INSTRUCTION => Repeat every record below exactly, leaving out the pictures.

SUPPLIED RECORDS =>
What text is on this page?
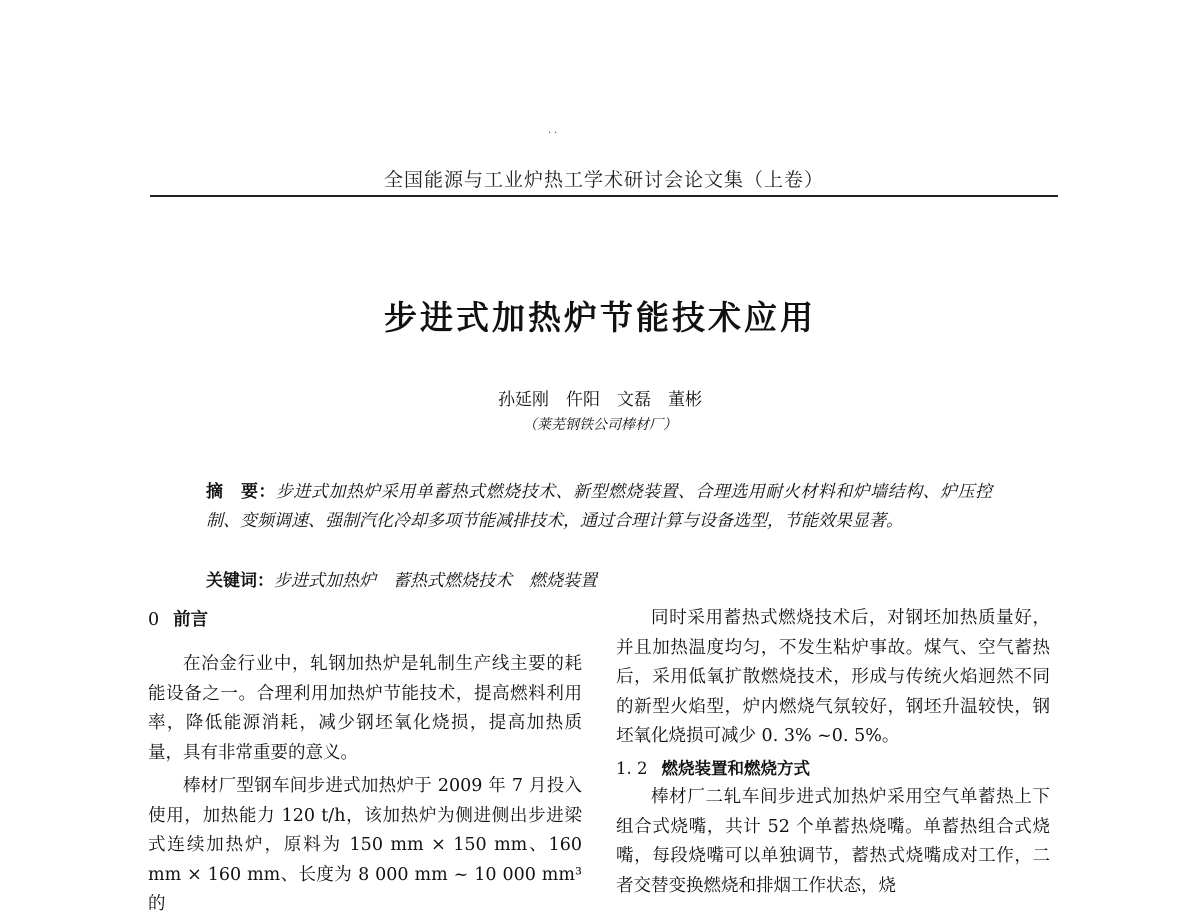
··
全国能源与工业炉热工学术研讨会论文集（上卷）
步进式加热炉节能技术应用
孙延刚　仵阳　文磊　董彬
（莱芜钢铁公司棒材厂）
摘　要：步进式加热炉采用单蓄热式燃烧技术、新型燃烧装置、合理选用耐火材料和炉墙结构、炉压控制、变频调速、强制汽化冷却多项节能减排技术，通过合理计算与设备选型，节能效果显著。
关键词：步进式加热炉　蓄热式燃烧技术　燃烧装置
0 前言

在冶金行业中，轧钢加热炉是轧制生产线主要的耗能设备之一。合理利用加热炉节能技术，提高燃料利用率，降低能源消耗，减少钢坯氧化烧损，提高加热质量，具有非常重要的意义。

棒材厂型钢车间步进式加热炉于 2009 年 7 月投入使用，加热能力 120 t/h，该加热炉为侧进侧出步进梁式连续加热炉，原料为 150 mm × 150 mm、160 mm × 160 mm、长度为 8 000 mm ~ 10 000 mm³的

同时采用蓄热式燃烧技术后，对钢坯加热质量好，并且加热温度均匀，不发生粘炉事故。煤气、空气蓄热后，采用低氧扩散燃烧技术，形成与传统火焰迥然不同的新型火焰型，炉内燃烧气氛较好，钢坯升温较快，钢坯氧化烧损可减少 0. 3% ~0. 5%。

1. 2 燃烧装置和燃烧方式

棒材厂二轧车间步进式加热炉采用空气单蓄热上下组合式烧嘴，共计 52 个单蓄热烧嘴。单蓄热组合式烧嘴，每段烧嘴可以单独调节，蓄热式烧嘴成对工作，二者交替变换燃烧和排烟工作状态，烧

SOLUTION BELOW =>
What text is on this page?
··
全国能源与工业炉热工学术研讨会论文集（上卷）
步进式加热炉节能技术应用
孙延刚　仵阳　文磊　董彬
（莱芜钢铁公司棒材厂）
摘　要：步进式加热炉采用单蓄热式燃烧技术、新型燃烧装置、合理选用耐火材料和炉墙结构、炉压控制、变频调速、强制汽化冷却多项节能减排技术，通过合理计算与设备选型，节能效果显著。
关键词：步进式加热炉　蓄热式燃烧技术　燃烧装置
0 前言

在冶金行业中，轧钢加热炉是轧制生产线主要的耗能设备之一。合理利用加热炉节能技术，提高燃料利用率，降低能源消耗，减少钢坯氧化烧损，提高加热质量，具有非常重要的意义。

棒材厂型钢车间步进式加热炉于 2009 年 7 月投入使用，加热能力 120 t/h，该加热炉为侧进侧出步进梁式连续加热炉，原料为 150 mm × 150 mm、160 mm × 160 mm、长度为 8 000 mm ~ 10 000 mm³的

同时采用蓄热式燃烧技术后，对钢坯加热质量好，并且加热温度均匀，不发生粘炉事故。煤气、空气蓄热后，采用低氧扩散燃烧技术，形成与传统火焰迥然不同的新型火焰型，炉内燃烧气氛较好，钢坯升温较快，钢坯氧化烧损可减少 0. 3% ~0. 5%。

1. 2 燃烧装置和燃烧方式

棒材厂二轧车间步进式加热炉采用空气单蓄热上下组合式烧嘴，共计 52 个单蓄热烧嘴。单蓄热组合式烧嘴，每段烧嘴可以单独调节，蓄热式烧嘴成对工作，二者交替变换燃烧和排烟工作状态，烧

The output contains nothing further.